## Short problem
Can you write out all the lines word for word, with no pictures?

Stored entries
□ □ □ □ □

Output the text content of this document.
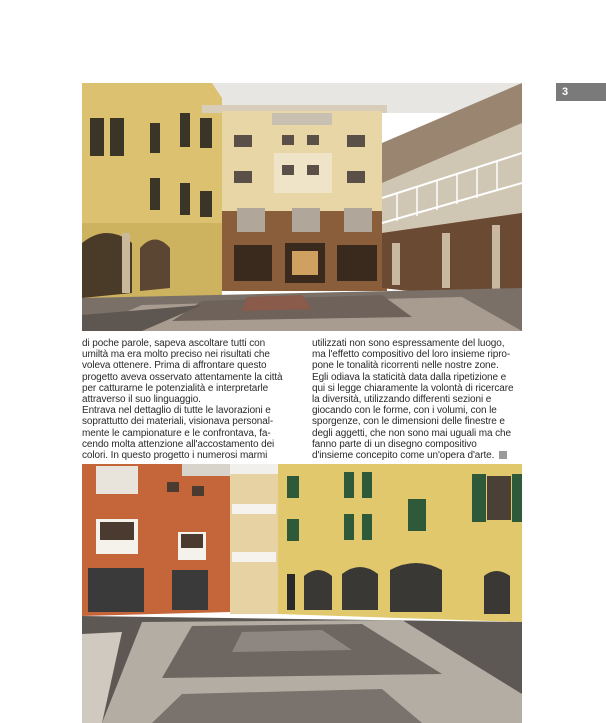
3
di poche parole, sapeva ascoltare tutti con
umiltà ma era molto preciso nei risultati che
voleva ottenere. Prima di affrontare questo
progetto aveva osservato attentamente la città
per catturarne le potenzialità e interpretarle
attraverso il suo linguaggio.
Entrava nel dettaglio di tutte le lavorazioni e
soprattutto dei materiali, visionava personal-
mente le campionature e le confrontava, fa-
cendo molta attenzione all'accostamento dei
colori. In questo progetto i numerosi marmi
utilizzati non sono espressamente del luogo,
ma l'effetto compositivo del loro insieme ripro-
pone le tonalità ricorrenti nelle nostre zone.
Egli odiava la staticità data dalla ripetizione e
qui si legge chiaramente la volontà di ricercare
la diversità, utilizzando differenti sezioni e
giocando con le forme, con i volumi, con le
sporgenze, con le dimensioni delle finestre e
degli aggetti, che non sono mai uguali ma che
fanno parte di un disegno compositivo
d'insieme concepito come un'opera d'arte.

□ □ □ □ □

## Complete output
Output the text content of this document.
3
di poche parole, sapeva ascoltare tutti con
umiltà ma era molto preciso nei risultati che
voleva ottenere. Prima di affrontare questo
progetto aveva osservato attentamente la città
per catturarne le potenzialità e interpretarle
attraverso il suo linguaggio.
Entrava nel dettaglio di tutte le lavorazioni e
soprattutto dei materiali, visionava personal-
mente le campionature e le confrontava, fa-
cendo molta attenzione all'accostamento dei
colori. In questo progetto i numerosi marmi
utilizzati non sono espressamente del luogo,
ma l'effetto compositivo del loro insieme ripro-
pone le tonalità ricorrenti nelle nostre zone.
Egli odiava la staticità data dalla ripetizione e
qui si legge chiaramente la volontà di ricercare
la diversità, utilizzando differenti sezioni e
giocando con le forme, con i volumi, con le
sporgenze, con le dimensioni delle finestre e
degli aggetti, che non sono mai uguali ma che
fanno parte di un disegno compositivo
d'insieme concepito come un'opera d'arte.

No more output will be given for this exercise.